Reproduce the full listing below unchanged, apart from the pictures.

_INFORMATION PROVIDED_.
━━━━━━━━

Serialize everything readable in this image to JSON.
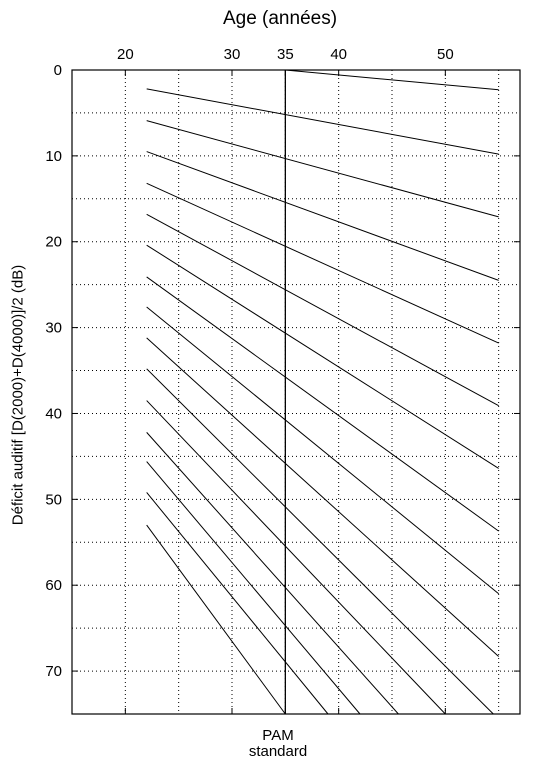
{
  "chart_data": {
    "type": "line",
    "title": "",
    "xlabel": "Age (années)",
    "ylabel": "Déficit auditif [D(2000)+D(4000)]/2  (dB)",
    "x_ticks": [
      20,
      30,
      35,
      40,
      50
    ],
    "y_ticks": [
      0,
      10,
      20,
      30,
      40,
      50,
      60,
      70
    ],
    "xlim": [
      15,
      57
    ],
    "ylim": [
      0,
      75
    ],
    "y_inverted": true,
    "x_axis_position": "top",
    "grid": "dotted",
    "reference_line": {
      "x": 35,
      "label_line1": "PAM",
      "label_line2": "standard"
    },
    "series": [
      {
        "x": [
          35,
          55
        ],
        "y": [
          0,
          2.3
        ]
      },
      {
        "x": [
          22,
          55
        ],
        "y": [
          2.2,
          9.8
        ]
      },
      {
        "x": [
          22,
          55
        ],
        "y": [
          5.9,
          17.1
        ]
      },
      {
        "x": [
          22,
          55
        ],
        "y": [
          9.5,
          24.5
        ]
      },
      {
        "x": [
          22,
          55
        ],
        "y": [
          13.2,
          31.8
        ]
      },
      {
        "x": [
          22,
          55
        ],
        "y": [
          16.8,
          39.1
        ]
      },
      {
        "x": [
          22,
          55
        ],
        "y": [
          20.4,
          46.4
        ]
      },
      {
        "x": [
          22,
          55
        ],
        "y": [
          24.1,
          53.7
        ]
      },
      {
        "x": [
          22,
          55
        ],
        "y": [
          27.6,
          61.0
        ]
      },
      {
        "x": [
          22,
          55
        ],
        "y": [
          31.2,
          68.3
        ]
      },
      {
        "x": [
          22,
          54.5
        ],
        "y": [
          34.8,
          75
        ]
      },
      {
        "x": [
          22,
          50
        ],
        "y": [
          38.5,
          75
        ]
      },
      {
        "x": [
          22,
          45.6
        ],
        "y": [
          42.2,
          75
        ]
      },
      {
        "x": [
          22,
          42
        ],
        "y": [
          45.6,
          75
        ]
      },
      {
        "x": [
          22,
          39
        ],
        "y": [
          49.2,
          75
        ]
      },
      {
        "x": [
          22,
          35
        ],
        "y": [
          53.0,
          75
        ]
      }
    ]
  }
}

━━━━━━━━

_ANSWER TO THIS TASK_.
Serialize everything readable in this image to JSON.
{
  "chart_data": {
    "type": "line",
    "title": "",
    "xlabel": "Age (années)",
    "ylabel": "Déficit auditif [D(2000)+D(4000)]/2  (dB)",
    "x_ticks": [
      20,
      30,
      35,
      40,
      50
    ],
    "y_ticks": [
      0,
      10,
      20,
      30,
      40,
      50,
      60,
      70
    ],
    "xlim": [
      15,
      57
    ],
    "ylim": [
      0,
      75
    ],
    "y_inverted": true,
    "x_axis_position": "top",
    "grid": "dotted",
    "reference_line": {
      "x": 35,
      "label_line1": "PAM",
      "label_line2": "standard"
    },
    "series": [
      {
        "x": [
          35,
          55
        ],
        "y": [
          0,
          2.3
        ]
      },
      {
        "x": [
          22,
          55
        ],
        "y": [
          2.2,
          9.8
        ]
      },
      {
        "x": [
          22,
          55
        ],
        "y": [
          5.9,
          17.1
        ]
      },
      {
        "x": [
          22,
          55
        ],
        "y": [
          9.5,
          24.5
        ]
      },
      {
        "x": [
          22,
          55
        ],
        "y": [
          13.2,
          31.8
        ]
      },
      {
        "x": [
          22,
          55
        ],
        "y": [
          16.8,
          39.1
        ]
      },
      {
        "x": [
          22,
          55
        ],
        "y": [
          20.4,
          46.4
        ]
      },
      {
        "x": [
          22,
          55
        ],
        "y": [
          24.1,
          53.7
        ]
      },
      {
        "x": [
          22,
          55
        ],
        "y": [
          27.6,
          61.0
        ]
      },
      {
        "x": [
          22,
          55
        ],
        "y": [
          31.2,
          68.3
        ]
      },
      {
        "x": [
          22,
          54.5
        ],
        "y": [
          34.8,
          75
        ]
      },
      {
        "x": [
          22,
          50
        ],
        "y": [
          38.5,
          75
        ]
      },
      {
        "x": [
          22,
          45.6
        ],
        "y": [
          42.2,
          75
        ]
      },
      {
        "x": [
          22,
          42
        ],
        "y": [
          45.6,
          75
        ]
      },
      {
        "x": [
          22,
          39
        ],
        "y": [
          49.2,
          75
        ]
      },
      {
        "x": [
          22,
          35
        ],
        "y": [
          53.0,
          75
        ]
      }
    ]
  }
}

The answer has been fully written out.